- TASK REQUIREMENTS: Give every line below again, exactly.

Data items:
┌────────
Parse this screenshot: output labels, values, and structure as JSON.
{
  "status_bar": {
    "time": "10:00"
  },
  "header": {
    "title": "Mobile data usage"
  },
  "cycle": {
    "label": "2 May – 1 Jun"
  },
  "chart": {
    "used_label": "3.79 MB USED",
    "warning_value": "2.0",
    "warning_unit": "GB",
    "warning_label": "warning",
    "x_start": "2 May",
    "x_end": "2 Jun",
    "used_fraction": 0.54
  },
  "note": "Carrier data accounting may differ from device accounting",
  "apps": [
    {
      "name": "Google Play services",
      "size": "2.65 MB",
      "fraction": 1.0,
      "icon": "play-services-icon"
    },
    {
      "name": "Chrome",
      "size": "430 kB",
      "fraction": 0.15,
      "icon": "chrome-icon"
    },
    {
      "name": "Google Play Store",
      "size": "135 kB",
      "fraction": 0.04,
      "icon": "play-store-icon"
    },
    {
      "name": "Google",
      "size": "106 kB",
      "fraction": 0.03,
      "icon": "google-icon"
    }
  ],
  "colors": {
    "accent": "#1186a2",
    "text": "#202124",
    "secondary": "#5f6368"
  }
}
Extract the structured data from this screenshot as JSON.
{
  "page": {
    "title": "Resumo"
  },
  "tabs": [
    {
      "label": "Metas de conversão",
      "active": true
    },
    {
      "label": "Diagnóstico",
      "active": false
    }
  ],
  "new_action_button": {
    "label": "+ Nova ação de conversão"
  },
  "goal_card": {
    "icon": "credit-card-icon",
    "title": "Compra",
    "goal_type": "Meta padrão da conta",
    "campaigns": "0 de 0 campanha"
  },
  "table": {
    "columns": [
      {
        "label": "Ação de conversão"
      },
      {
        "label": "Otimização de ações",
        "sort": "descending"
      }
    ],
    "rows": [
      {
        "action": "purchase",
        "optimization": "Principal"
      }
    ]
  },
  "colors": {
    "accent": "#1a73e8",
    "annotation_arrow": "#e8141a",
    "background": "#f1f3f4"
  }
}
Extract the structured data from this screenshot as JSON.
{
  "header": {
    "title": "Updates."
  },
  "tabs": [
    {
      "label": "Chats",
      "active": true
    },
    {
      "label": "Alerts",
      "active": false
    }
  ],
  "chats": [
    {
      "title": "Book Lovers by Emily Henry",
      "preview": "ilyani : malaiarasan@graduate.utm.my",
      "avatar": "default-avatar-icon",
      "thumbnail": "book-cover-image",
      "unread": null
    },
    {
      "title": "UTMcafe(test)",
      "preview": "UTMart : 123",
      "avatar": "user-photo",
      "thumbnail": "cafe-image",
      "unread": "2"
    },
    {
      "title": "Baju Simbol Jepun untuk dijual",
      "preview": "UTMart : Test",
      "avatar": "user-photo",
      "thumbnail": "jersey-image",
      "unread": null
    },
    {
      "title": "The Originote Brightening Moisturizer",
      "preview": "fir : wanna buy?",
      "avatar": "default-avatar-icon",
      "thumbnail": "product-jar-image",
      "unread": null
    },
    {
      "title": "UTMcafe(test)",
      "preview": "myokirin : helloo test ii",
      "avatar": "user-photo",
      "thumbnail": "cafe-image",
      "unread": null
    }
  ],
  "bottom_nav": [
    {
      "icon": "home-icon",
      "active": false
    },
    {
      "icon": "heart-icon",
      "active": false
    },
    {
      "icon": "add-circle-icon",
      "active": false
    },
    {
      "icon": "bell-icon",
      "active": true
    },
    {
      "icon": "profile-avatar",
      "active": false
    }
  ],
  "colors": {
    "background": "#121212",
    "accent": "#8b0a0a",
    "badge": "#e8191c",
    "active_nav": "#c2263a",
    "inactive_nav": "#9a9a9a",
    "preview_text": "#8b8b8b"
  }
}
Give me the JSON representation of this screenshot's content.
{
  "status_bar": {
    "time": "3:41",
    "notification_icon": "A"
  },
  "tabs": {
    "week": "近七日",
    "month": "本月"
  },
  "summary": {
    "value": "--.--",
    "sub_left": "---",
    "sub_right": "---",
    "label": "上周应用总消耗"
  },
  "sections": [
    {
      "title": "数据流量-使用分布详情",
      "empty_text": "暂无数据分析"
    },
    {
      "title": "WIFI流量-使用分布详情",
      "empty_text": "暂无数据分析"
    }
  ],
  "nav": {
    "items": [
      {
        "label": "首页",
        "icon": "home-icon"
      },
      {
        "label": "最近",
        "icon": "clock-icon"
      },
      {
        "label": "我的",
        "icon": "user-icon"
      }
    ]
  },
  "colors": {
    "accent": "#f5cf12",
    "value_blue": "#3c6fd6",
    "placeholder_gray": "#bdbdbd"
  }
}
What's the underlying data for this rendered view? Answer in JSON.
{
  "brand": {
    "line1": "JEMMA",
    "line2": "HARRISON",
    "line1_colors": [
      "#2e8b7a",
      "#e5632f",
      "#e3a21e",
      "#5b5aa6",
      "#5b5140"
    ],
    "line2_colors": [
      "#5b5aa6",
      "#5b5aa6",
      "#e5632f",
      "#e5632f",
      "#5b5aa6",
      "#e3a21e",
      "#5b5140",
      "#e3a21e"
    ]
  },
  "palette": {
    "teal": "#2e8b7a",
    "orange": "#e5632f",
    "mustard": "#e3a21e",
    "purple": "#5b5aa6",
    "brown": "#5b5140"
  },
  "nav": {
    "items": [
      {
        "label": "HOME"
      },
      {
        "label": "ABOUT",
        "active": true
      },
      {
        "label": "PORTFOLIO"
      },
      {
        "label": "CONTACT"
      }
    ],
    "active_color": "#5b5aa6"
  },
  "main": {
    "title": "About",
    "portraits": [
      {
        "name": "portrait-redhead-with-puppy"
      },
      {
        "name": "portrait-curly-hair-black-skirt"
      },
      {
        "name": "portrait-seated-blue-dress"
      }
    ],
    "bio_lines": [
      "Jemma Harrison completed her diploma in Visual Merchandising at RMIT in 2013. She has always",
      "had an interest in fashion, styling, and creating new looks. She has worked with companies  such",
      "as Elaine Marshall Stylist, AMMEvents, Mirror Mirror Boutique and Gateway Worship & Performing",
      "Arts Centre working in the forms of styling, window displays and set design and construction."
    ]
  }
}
└────────
- FINAL RESULT:
Parse this screenshot: output labels, values, and structure as JSON.
{
  "status_bar": {
    "time": "10:00"
  },
  "header": {
    "title": "Mobile data usage"
  },
  "cycle": {
    "label": "2 May – 1 Jun"
  },
  "chart": {
    "used_label": "3.79 MB USED",
    "warning_value": "2.0",
    "warning_unit": "GB",
    "warning_label": "warning",
    "x_start": "2 May",
    "x_end": "2 Jun",
    "used_fraction": 0.54
  },
  "note": "Carrier data accounting may differ from device accounting",
  "apps": [
    {
      "name": "Google Play services",
      "size": "2.65 MB",
      "fraction": 1.0,
      "icon": "play-services-icon"
    },
    {
      "name": "Chrome",
      "size": "430 kB",
      "fraction": 0.15,
      "icon": "chrome-icon"
    },
    {
      "name": "Google Play Store",
      "size": "135 kB",
      "fraction": 0.04,
      "icon": "play-store-icon"
    },
    {
      "name": "Google",
      "size": "106 kB",
      "fraction": 0.03,
      "icon": "google-icon"
    }
  ],
  "colors": {
    "accent": "#1186a2",
    "text": "#202124",
    "secondary": "#5f6368"
  }
}
Extract the structured data from this screenshot as JSON.
{
  "page": {
    "title": "Resumo"
  },
  "tabs": [
    {
      "label": "Metas de conversão",
      "active": true
    },
    {
      "label": "Diagnóstico",
      "active": false
    }
  ],
  "new_action_button": {
    "label": "+ Nova ação de conversão"
  },
  "goal_card": {
    "icon": "credit-card-icon",
    "title": "Compra",
    "goal_type": "Meta padrão da conta",
    "campaigns": "0 de 0 campanha"
  },
  "table": {
    "columns": [
      {
        "label": "Ação de conversão"
      },
      {
        "label": "Otimização de ações",
        "sort": "descending"
      }
    ],
    "rows": [
      {
        "action": "purchase",
        "optimization": "Principal"
      }
    ]
  },
  "colors": {
    "accent": "#1a73e8",
    "annotation_arrow": "#e8141a",
    "background": "#f1f3f4"
  }
}
Extract the structured data from this screenshot as JSON.
{
  "header": {
    "title": "Updates."
  },
  "tabs": [
    {
      "label": "Chats",
      "active": true
    },
    {
      "label": "Alerts",
      "active": false
    }
  ],
  "chats": [
    {
      "title": "Book Lovers by Emily Henry",
      "preview": "ilyani : malaiarasan@graduate.utm.my",
      "avatar": "default-avatar-icon",
      "thumbnail": "book-cover-image",
      "unread": null
    },
    {
      "title": "UTMcafe(test)",
      "preview": "UTMart : 123",
      "avatar": "user-photo",
      "thumbnail": "cafe-image",
      "unread": "2"
    },
    {
      "title": "Baju Simbol Jepun untuk dijual",
      "preview": "UTMart : Test",
      "avatar": "user-photo",
      "thumbnail": "jersey-image",
      "unread": null
    },
    {
      "title": "The Originote Brightening Moisturizer",
      "preview": "fir : wanna buy?",
      "avatar": "default-avatar-icon",
      "thumbnail": "product-jar-image",
      "unread": null
    },
    {
      "title": "UTMcafe(test)",
      "preview": "myokirin : helloo test ii",
      "avatar": "user-photo",
      "thumbnail": "cafe-image",
      "unread": null
    }
  ],
  "bottom_nav": [
    {
      "icon": "home-icon",
      "active": false
    },
    {
      "icon": "heart-icon",
      "active": false
    },
    {
      "icon": "add-circle-icon",
      "active": false
    },
    {
      "icon": "bell-icon",
      "active": true
    },
    {
      "icon": "profile-avatar",
      "active": false
    }
  ],
  "colors": {
    "background": "#121212",
    "accent": "#8b0a0a",
    "badge": "#e8191c",
    "active_nav": "#c2263a",
    "inactive_nav": "#9a9a9a",
    "preview_text": "#8b8b8b"
  }
}
Give me the JSON representation of this screenshot's content.
{
  "status_bar": {
    "time": "3:41",
    "notification_icon": "A"
  },
  "tabs": {
    "week": "近七日",
    "month": "本月"
  },
  "summary": {
    "value": "--.--",
    "sub_left": "---",
    "sub_right": "---",
    "label": "上周应用总消耗"
  },
  "sections": [
    {
      "title": "数据流量-使用分布详情",
      "empty_text": "暂无数据分析"
    },
    {
      "title": "WIFI流量-使用分布详情",
      "empty_text": "暂无数据分析"
    }
  ],
  "nav": {
    "items": [
      {
        "label": "首页",
        "icon": "home-icon"
      },
      {
        "label": "最近",
        "icon": "clock-icon"
      },
      {
        "label": "我的",
        "icon": "user-icon"
      }
    ]
  },
  "colors": {
    "accent": "#f5cf12",
    "value_blue": "#3c6fd6",
    "placeholder_gray": "#bdbdbd"
  }
}
What's the underlying data for this rendered view? Answer in JSON.
{
  "brand": {
    "line1": "JEMMA",
    "line2": "HARRISON",
    "line1_colors": [
      "#2e8b7a",
      "#e5632f",
      "#e3a21e",
      "#5b5aa6",
      "#5b5140"
    ],
    "line2_colors": [
      "#5b5aa6",
      "#5b5aa6",
      "#e5632f",
      "#e5632f",
      "#5b5aa6",
      "#e3a21e",
      "#5b5140",
      "#e3a21e"
    ]
  },
  "palette": {
    "teal": "#2e8b7a",
    "orange": "#e5632f",
    "mustard": "#e3a21e",
    "purple": "#5b5aa6",
    "brown": "#5b5140"
  },
  "nav": {
    "items": [
      {
        "label": "HOME"
      },
      {
        "label": "ABOUT",
        "active": true
      },
      {
        "label": "PORTFOLIO"
      },
      {
        "label": "CONTACT"
      }
    ],
    "active_color": "#5b5aa6"
  },
  "main": {
    "title": "About",
    "portraits": [
      {
        "name": "portrait-redhead-with-puppy"
      },
      {
        "name": "portrait-curly-hair-black-skirt"
      },
      {
        "name": "portrait-seated-blue-dress"
      }
    ],
    "bio_lines": [
      "Jemma Harrison completed her diploma in Visual Merchandising at RMIT in 2013. She has always",
      "had an interest in fashion, styling, and creating new looks. She has worked with companies  such",
      "as Elaine Marshall Stylist, AMMEvents, Mirror Mirror Boutique and Gateway Worship & Performing",
      "Arts Centre working in the forms of styling, window displays and set design and construction."
    ]
  }
}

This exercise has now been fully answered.